Say how many lines of the material below contain the word "Static", with no other words.

Collection entries:
==*==

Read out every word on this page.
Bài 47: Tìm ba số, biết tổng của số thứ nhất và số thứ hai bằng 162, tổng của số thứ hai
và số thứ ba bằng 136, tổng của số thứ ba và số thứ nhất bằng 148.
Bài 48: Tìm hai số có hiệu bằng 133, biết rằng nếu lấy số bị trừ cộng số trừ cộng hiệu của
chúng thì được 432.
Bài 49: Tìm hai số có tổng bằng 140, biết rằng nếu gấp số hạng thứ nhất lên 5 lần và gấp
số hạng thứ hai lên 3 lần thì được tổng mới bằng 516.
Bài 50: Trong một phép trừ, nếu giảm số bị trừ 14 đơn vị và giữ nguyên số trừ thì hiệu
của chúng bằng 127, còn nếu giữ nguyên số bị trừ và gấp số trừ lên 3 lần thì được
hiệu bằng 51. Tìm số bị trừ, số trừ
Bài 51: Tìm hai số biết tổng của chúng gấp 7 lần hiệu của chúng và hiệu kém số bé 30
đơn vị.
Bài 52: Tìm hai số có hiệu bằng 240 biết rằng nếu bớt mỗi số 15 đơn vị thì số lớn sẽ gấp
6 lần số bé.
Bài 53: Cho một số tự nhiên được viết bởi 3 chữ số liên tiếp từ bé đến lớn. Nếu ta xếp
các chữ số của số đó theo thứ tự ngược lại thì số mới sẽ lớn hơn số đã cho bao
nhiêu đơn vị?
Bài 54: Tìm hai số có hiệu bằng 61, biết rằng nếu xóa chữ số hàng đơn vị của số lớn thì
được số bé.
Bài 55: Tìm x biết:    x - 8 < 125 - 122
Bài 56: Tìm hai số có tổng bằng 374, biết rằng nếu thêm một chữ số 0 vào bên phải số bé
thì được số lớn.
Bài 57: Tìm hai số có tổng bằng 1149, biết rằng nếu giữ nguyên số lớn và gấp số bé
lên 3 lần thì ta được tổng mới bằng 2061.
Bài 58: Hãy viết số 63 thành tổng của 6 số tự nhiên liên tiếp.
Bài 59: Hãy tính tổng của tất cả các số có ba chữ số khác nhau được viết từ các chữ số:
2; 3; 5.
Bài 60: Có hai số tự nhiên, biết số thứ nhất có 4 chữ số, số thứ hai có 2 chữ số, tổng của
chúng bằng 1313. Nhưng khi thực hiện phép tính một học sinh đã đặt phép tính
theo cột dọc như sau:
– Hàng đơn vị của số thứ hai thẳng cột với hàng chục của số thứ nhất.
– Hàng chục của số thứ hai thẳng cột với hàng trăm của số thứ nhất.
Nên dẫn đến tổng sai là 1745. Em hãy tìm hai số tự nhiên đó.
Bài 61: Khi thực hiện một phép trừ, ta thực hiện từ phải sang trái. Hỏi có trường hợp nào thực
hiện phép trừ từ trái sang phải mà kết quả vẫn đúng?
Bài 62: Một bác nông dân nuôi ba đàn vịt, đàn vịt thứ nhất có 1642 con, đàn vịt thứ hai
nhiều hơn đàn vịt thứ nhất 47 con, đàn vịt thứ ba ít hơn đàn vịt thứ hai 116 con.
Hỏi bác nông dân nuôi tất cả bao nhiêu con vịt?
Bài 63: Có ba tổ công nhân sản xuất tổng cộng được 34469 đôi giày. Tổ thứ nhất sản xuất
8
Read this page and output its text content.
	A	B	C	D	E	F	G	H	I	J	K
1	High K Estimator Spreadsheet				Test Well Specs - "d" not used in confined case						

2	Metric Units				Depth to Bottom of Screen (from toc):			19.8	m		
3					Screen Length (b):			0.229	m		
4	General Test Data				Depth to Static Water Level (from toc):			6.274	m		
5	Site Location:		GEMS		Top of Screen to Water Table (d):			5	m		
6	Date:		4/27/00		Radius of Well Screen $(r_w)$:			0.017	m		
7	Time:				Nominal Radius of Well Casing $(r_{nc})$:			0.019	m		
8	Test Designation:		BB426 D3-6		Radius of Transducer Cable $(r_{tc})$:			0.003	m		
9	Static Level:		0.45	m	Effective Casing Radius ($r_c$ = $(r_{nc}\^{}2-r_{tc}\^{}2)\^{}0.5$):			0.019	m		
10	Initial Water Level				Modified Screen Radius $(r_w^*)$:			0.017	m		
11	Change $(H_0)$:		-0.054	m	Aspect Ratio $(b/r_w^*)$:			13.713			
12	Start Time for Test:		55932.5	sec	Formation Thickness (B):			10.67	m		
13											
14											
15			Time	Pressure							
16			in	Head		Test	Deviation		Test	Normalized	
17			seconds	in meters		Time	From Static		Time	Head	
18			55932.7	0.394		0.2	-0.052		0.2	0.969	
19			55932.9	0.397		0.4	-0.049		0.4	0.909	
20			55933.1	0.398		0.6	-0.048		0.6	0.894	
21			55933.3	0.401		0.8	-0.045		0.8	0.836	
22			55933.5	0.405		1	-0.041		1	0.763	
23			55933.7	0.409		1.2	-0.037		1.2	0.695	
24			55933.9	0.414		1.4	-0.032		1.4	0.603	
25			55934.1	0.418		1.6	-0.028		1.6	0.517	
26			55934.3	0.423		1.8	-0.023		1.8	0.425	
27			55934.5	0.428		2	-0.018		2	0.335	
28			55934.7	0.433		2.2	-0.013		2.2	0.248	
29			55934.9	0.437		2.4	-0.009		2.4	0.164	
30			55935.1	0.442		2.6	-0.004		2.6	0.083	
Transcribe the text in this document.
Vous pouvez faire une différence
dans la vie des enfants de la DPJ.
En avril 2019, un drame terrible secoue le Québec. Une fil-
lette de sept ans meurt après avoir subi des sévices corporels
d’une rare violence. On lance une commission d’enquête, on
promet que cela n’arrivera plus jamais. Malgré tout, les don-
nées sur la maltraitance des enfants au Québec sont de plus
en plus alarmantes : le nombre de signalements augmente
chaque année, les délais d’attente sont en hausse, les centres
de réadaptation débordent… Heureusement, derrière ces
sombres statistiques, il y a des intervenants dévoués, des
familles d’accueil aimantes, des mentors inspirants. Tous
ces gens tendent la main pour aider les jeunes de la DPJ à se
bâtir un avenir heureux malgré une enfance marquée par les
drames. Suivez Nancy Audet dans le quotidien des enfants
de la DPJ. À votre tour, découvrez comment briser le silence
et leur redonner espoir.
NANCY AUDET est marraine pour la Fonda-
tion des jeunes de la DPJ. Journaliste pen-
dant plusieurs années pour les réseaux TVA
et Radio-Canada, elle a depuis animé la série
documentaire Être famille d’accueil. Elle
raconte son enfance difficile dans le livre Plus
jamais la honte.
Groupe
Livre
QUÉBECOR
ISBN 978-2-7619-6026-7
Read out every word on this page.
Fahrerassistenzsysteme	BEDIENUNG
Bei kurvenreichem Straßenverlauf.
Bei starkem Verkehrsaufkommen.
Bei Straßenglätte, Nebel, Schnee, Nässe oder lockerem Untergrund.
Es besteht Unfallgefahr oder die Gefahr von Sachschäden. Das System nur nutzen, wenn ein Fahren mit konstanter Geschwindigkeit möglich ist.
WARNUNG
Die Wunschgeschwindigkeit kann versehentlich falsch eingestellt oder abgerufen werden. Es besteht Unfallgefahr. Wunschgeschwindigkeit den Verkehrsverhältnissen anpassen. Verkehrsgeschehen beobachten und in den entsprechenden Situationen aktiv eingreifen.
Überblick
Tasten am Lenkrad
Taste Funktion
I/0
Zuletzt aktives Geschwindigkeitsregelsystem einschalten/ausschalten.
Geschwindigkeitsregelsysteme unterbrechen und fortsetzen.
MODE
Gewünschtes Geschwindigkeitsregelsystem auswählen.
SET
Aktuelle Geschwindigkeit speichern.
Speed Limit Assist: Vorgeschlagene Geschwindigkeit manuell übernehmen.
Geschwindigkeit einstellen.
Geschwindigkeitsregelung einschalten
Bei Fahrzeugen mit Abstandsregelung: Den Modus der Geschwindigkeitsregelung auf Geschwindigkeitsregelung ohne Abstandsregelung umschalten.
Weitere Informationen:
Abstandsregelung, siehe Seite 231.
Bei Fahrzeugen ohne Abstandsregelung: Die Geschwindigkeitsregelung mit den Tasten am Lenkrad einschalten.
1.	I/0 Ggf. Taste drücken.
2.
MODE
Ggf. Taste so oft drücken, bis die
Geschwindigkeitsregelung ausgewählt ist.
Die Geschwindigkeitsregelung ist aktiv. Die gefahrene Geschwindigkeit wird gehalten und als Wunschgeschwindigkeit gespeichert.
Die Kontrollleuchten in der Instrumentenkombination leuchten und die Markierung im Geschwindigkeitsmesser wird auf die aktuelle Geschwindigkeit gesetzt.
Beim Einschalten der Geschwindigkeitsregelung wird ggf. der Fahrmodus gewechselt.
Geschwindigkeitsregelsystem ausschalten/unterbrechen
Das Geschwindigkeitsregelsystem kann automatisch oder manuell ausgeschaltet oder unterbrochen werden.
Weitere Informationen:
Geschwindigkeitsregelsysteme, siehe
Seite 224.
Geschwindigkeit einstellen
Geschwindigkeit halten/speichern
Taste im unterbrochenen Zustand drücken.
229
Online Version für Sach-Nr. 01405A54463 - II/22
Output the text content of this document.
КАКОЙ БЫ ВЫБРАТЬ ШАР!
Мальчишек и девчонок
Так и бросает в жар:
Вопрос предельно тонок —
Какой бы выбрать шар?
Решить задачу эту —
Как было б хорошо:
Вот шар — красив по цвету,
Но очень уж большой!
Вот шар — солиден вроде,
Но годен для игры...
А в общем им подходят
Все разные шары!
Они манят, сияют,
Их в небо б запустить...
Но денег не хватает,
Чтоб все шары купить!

==*==

• _Finished exercise_
3